● **Provided information**
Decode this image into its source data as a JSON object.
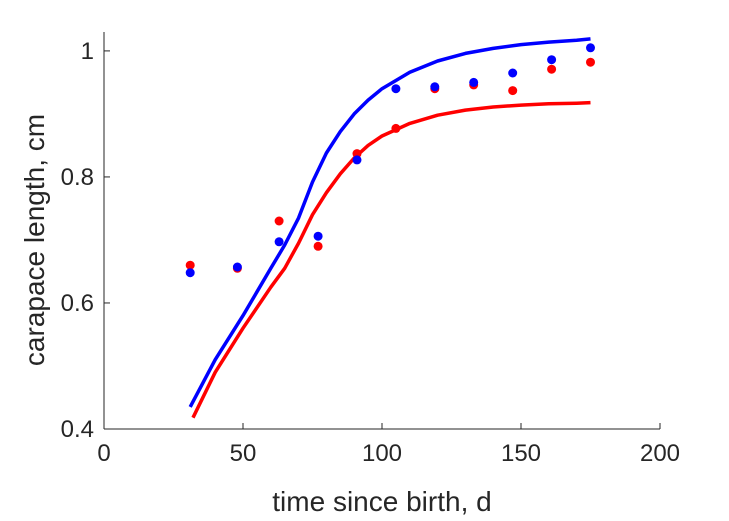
{
  "chart_data": {
    "type": "scatter",
    "title": "",
    "xlabel": "time since birth, d",
    "ylabel": "carapace length, cm",
    "xlim": [
      0,
      200
    ],
    "ylim": [
      0.4,
      1.03
    ],
    "xticks": [
      "0",
      "50",
      "100",
      "150",
      "200"
    ],
    "yticks": [
      "0.4",
      "0.6",
      "0.8",
      "1"
    ],
    "xtick_values": [
      0,
      50,
      100,
      150,
      200
    ],
    "ytick_values": [
      0.4,
      0.6,
      0.8,
      1.0
    ],
    "grid": false,
    "legend": "none",
    "series": [
      {
        "kind": "points",
        "color": "#ff0000",
        "x": [
          31,
          48,
          63,
          77,
          91,
          105,
          119,
          133,
          147,
          161,
          175
        ],
        "y": [
          0.66,
          0.655,
          0.73,
          0.69,
          0.837,
          0.877,
          0.94,
          0.946,
          0.937,
          0.971,
          0.982
        ]
      },
      {
        "kind": "points",
        "color": "#0000ff",
        "x": [
          31,
          48,
          63,
          77,
          91,
          105,
          119,
          133,
          147,
          161,
          175
        ],
        "y": [
          0.648,
          0.657,
          0.697,
          0.706,
          0.827,
          0.94,
          0.943,
          0.95,
          0.965,
          0.986,
          1.005
        ]
      },
      {
        "kind": "line",
        "color": "#ff0000",
        "x": [
          32,
          40,
          50,
          60,
          65,
          70,
          75,
          80,
          85,
          90,
          95,
          100,
          110,
          120,
          130,
          140,
          150,
          160,
          170,
          175
        ],
        "y": [
          0.418,
          0.49,
          0.56,
          0.625,
          0.655,
          0.695,
          0.74,
          0.775,
          0.805,
          0.83,
          0.85,
          0.865,
          0.885,
          0.898,
          0.906,
          0.911,
          0.914,
          0.916,
          0.917,
          0.918
        ]
      },
      {
        "kind": "line",
        "color": "#0000ff",
        "x": [
          31,
          40,
          50,
          60,
          65,
          70,
          75,
          80,
          85,
          90,
          95,
          100,
          110,
          120,
          130,
          140,
          150,
          160,
          170,
          175
        ],
        "y": [
          0.435,
          0.51,
          0.58,
          0.655,
          0.692,
          0.735,
          0.792,
          0.838,
          0.872,
          0.9,
          0.922,
          0.94,
          0.966,
          0.984,
          0.996,
          1.004,
          1.01,
          1.014,
          1.017,
          1.019
        ]
      }
    ]
  }
}
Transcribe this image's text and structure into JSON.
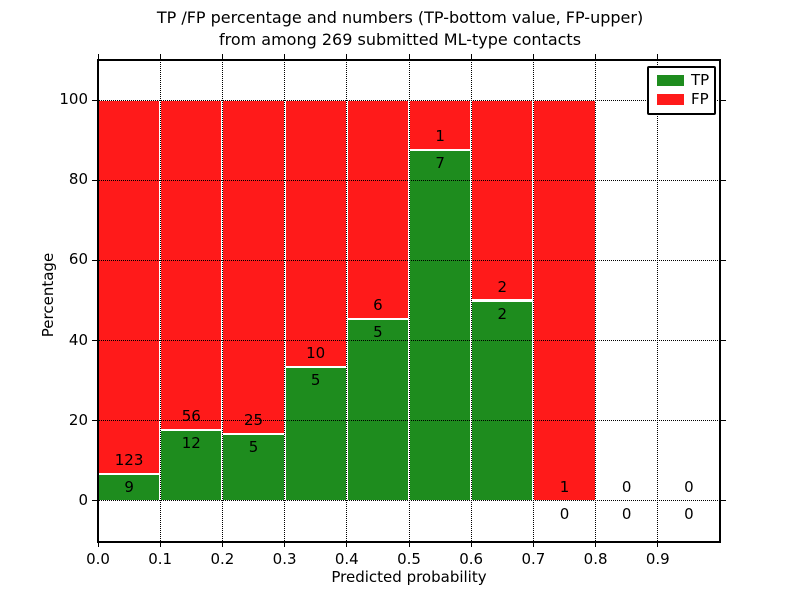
{
  "figure": {
    "title_line1": "TP /FP percentage and numbers (TP-bottom value, FP-upper)",
    "title_line2": "from among 269 submitted ML-type contacts",
    "xlabel": "Predicted probability",
    "ylabel": "Percentage"
  },
  "colors": {
    "tp_green": "#1e8c1e",
    "fp_red": "#ff1a1a",
    "grid": "#000000",
    "bar_edge": "#ffffff",
    "background": "#ffffff",
    "text": "#000000"
  },
  "chart_data": {
    "type": "bar",
    "stacked": true,
    "normalized_to_percent": true,
    "title": "TP /FP percentage and numbers (TP-bottom value, FP-upper) from among 269 submitted ML-type contacts",
    "xlabel": "Predicted probability",
    "ylabel": "Percentage",
    "xlim": [
      0.0,
      1.0
    ],
    "ylim": [
      -10,
      110
    ],
    "grid": true,
    "grid_style": "dotted",
    "total_contacts": 269,
    "bin_width": 0.1,
    "categories": [
      "0.0-0.1",
      "0.1-0.2",
      "0.2-0.3",
      "0.3-0.4",
      "0.4-0.5",
      "0.5-0.6",
      "0.6-0.7",
      "0.7-0.8",
      "0.8-0.9",
      "0.9-1.0"
    ],
    "x_ticks": [
      "0.0",
      "0.1",
      "0.2",
      "0.3",
      "0.4",
      "0.5",
      "0.6",
      "0.7",
      "0.8",
      "0.9"
    ],
    "y_ticks": [
      "0",
      "20",
      "40",
      "60",
      "80",
      "100"
    ],
    "series": [
      {
        "name": "TP",
        "color": "#1e8c1e",
        "values": [
          9,
          12,
          5,
          5,
          5,
          7,
          2,
          0,
          0,
          0
        ]
      },
      {
        "name": "FP",
        "color": "#ff1a1a",
        "values": [
          123,
          56,
          25,
          10,
          6,
          1,
          2,
          1,
          0,
          0
        ]
      }
    ],
    "tp_percent_of_bin": [
      6.8,
      17.6,
      16.7,
      33.3,
      45.5,
      87.5,
      50.0,
      0.0,
      null,
      null
    ],
    "legend": {
      "position": "upper right",
      "entries": [
        {
          "label": "TP",
          "color": "#1e8c1e"
        },
        {
          "label": "FP",
          "color": "#ff1a1a"
        }
      ]
    }
  }
}
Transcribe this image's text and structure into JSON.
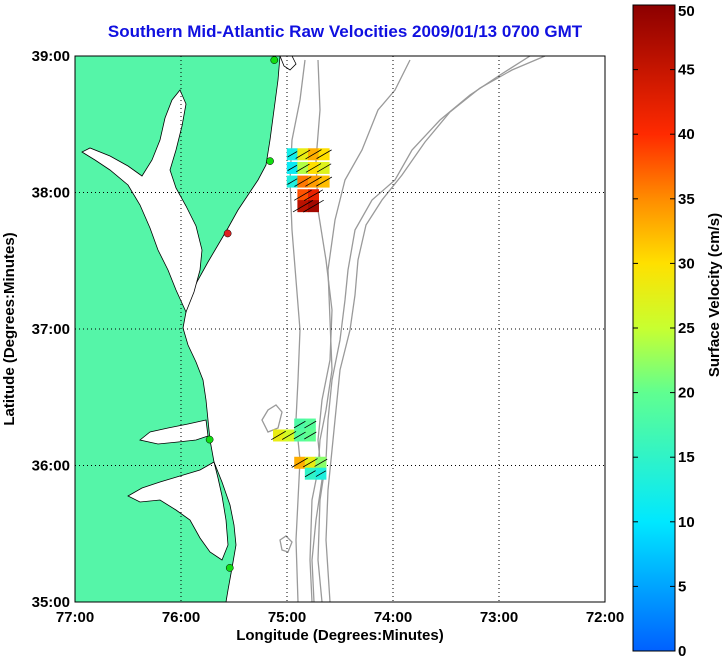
{
  "title": "Southern Mid-Atlantic Raw Velocities 2009/01/13 0700 GMT",
  "axes": {
    "xlabel": "Longitude (Degrees:Minutes)",
    "ylabel": "Latitude (Degrees:Minutes)",
    "x_ticks": [
      "77:00",
      "76:00",
      "75:00",
      "74:00",
      "73:00",
      "72:00"
    ],
    "y_ticks": [
      "39:00",
      "38:00",
      "37:00",
      "36:00",
      "35:00"
    ],
    "x_values": [
      -77,
      -76,
      -75,
      -74,
      -73,
      -72
    ],
    "y_values": [
      39,
      38,
      37,
      36,
      35
    ],
    "xlim": [
      -77,
      -72
    ],
    "ylim": [
      35,
      39
    ],
    "grid": "dotted"
  },
  "colorbar": {
    "label": "Surface Velocity (cm/s)",
    "ticks": [
      "50",
      "45",
      "40",
      "35",
      "30",
      "25",
      "20",
      "15",
      "10",
      "5",
      "0"
    ],
    "range": [
      0,
      50
    ]
  },
  "colors": {
    "land": "#55f5a8",
    "coast": "#000000",
    "bathymetry": "#9a9a9a",
    "title": "#1010e0",
    "station": "#11dd11",
    "station_alt": "#dd2222"
  },
  "chart_data": {
    "type": "scatter",
    "description_free": true,
    "stations": [
      {
        "lon": -75.12,
        "lat": 38.97,
        "color": "station"
      },
      {
        "lon": -75.16,
        "lat": 38.23,
        "color": "station"
      },
      {
        "lon": -75.56,
        "lat": 37.7,
        "color": "station_alt"
      },
      {
        "lon": -75.73,
        "lat": 36.19,
        "color": "station"
      },
      {
        "lon": -75.54,
        "lat": 35.25,
        "color": "station"
      }
    ],
    "velocity_cells_north": [
      {
        "lon": -74.95,
        "lat": 38.28,
        "v": 12
      },
      {
        "lon": -74.85,
        "lat": 38.28,
        "v": 28
      },
      {
        "lon": -74.75,
        "lat": 38.28,
        "v": 33
      },
      {
        "lon": -74.65,
        "lat": 38.28,
        "v": 30
      },
      {
        "lon": -74.95,
        "lat": 38.18,
        "v": 11
      },
      {
        "lon": -74.85,
        "lat": 38.18,
        "v": 24
      },
      {
        "lon": -74.75,
        "lat": 38.18,
        "v": 30
      },
      {
        "lon": -74.65,
        "lat": 38.18,
        "v": 27
      },
      {
        "lon": -74.95,
        "lat": 38.08,
        "v": 13
      },
      {
        "lon": -74.85,
        "lat": 38.08,
        "v": 36
      },
      {
        "lon": -74.75,
        "lat": 38.08,
        "v": 34
      },
      {
        "lon": -74.65,
        "lat": 38.08,
        "v": 32
      },
      {
        "lon": -74.85,
        "lat": 37.98,
        "v": 38
      },
      {
        "lon": -74.75,
        "lat": 37.98,
        "v": 42
      },
      {
        "lon": -74.85,
        "lat": 37.9,
        "v": 46
      },
      {
        "lon": -74.75,
        "lat": 37.9,
        "v": 48
      }
    ],
    "velocity_cells_south": [
      {
        "lon": -74.88,
        "lat": 36.3,
        "v": 18
      },
      {
        "lon": -74.78,
        "lat": 36.3,
        "v": 19
      },
      {
        "lon": -75.08,
        "lat": 36.22,
        "v": 28
      },
      {
        "lon": -74.98,
        "lat": 36.22,
        "v": 26
      },
      {
        "lon": -74.88,
        "lat": 36.22,
        "v": 19
      },
      {
        "lon": -74.78,
        "lat": 36.22,
        "v": 20
      },
      {
        "lon": -74.88,
        "lat": 36.02,
        "v": 33
      },
      {
        "lon": -74.78,
        "lat": 36.02,
        "v": 28
      },
      {
        "lon": -74.68,
        "lat": 36.02,
        "v": 22
      },
      {
        "lon": -74.78,
        "lat": 35.94,
        "v": 15
      },
      {
        "lon": -74.68,
        "lat": 35.94,
        "v": 13
      }
    ]
  }
}
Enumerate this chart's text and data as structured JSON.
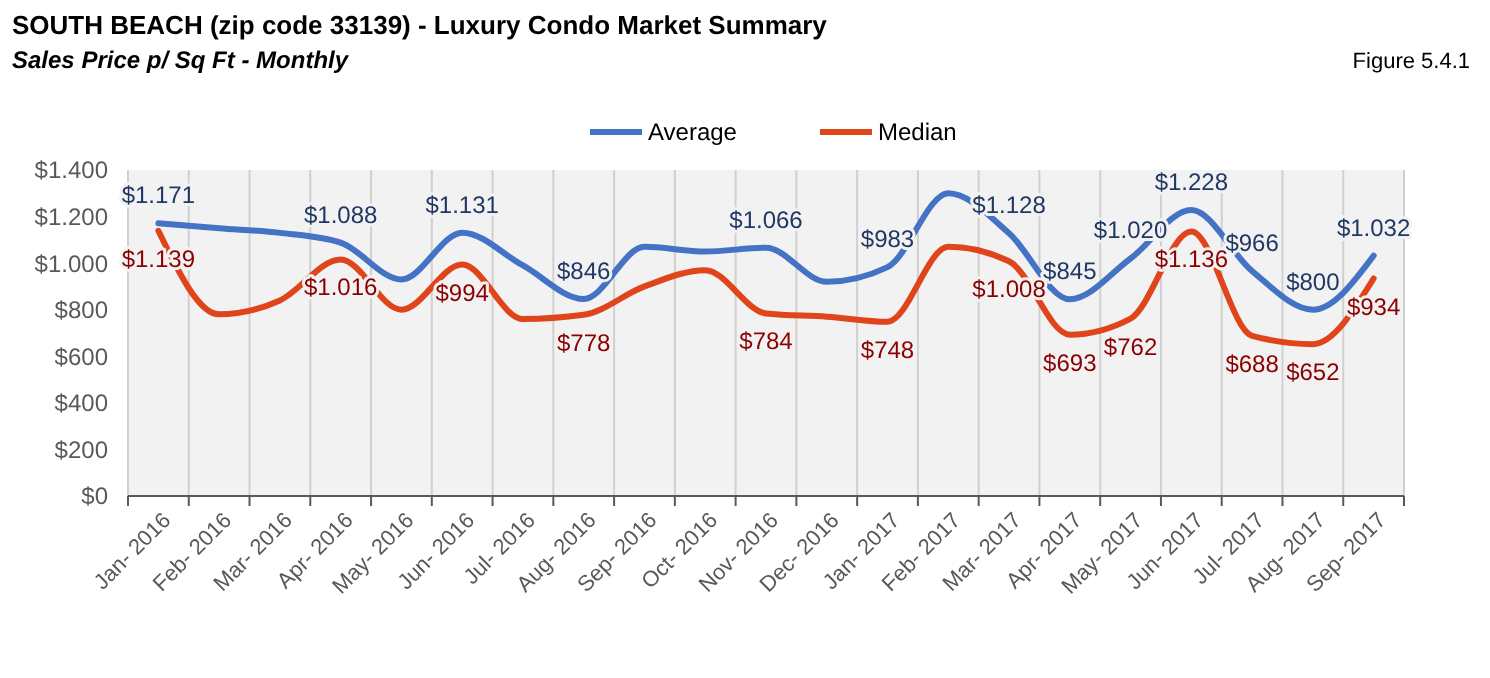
{
  "chart_data": {
    "type": "line",
    "title": "SOUTH BEACH (zip code 33139) - Luxury Condo Market Summary",
    "subtitle": "Sales Price  p/ Sq Ft - Monthly",
    "annotations": [
      "Figure 5.4.1"
    ],
    "categories": [
      "Jan- 2016",
      "Feb- 2016",
      "Mar- 2016",
      "Apr- 2016",
      "May- 2016",
      "Jun- 2016",
      "Jul- 2016",
      "Aug- 2016",
      "Sep- 2016",
      "Oct- 2016",
      "Nov- 2016",
      "Dec- 2016",
      "Jan- 2017",
      "Feb- 2017",
      "Mar- 2017",
      "Apr- 2017",
      "May- 2017",
      "Jun- 2017",
      "Jul- 2017",
      "Aug- 2017",
      "Sep- 2017"
    ],
    "series": [
      {
        "name": "Average",
        "color": "#4472c4",
        "values": [
          1171,
          1150,
          1130,
          1088,
          930,
          1131,
          990,
          846,
          1070,
          1050,
          1066,
          920,
          983,
          1300,
          1128,
          845,
          1020,
          1228,
          966,
          800,
          1032
        ],
        "value_labels": [
          "$1.171",
          null,
          null,
          "$1.088",
          null,
          "$1.131",
          null,
          "$846",
          null,
          null,
          "$1.066",
          null,
          "$983",
          null,
          "$1.128",
          "$845",
          "$1.020",
          "$1.228",
          "$966",
          "$800",
          "$1.032"
        ]
      },
      {
        "name": "Median",
        "color": "#e0441b",
        "values": [
          1139,
          780,
          840,
          1016,
          800,
          994,
          760,
          778,
          900,
          970,
          784,
          770,
          748,
          1070,
          1008,
          693,
          762,
          1136,
          688,
          652,
          934
        ],
        "value_labels": [
          "$1.139",
          null,
          null,
          "$1.016",
          null,
          "$994",
          null,
          "$778",
          null,
          null,
          "$784",
          null,
          "$748",
          null,
          "$1.008",
          "$693",
          "$762",
          "$1.136",
          "$688",
          "$652",
          "$934"
        ]
      }
    ],
    "ylim": [
      0,
      1400
    ],
    "yticks": [
      {
        "value": 0,
        "label": "$0"
      },
      {
        "value": 200,
        "label": "$200"
      },
      {
        "value": 400,
        "label": "$400"
      },
      {
        "value": 600,
        "label": "$600"
      },
      {
        "value": 800,
        "label": "$800"
      },
      {
        "value": 1000,
        "label": "$1.000"
      },
      {
        "value": 1200,
        "label": "$1.200"
      },
      {
        "value": 1400,
        "label": "$1.400"
      }
    ],
    "grid": "x",
    "legend": "top",
    "marker": "none",
    "line_style": "solid"
  }
}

● **Required task**
Say how many lines in the records above hold "name", and give no other text.

● **Correct answer**
4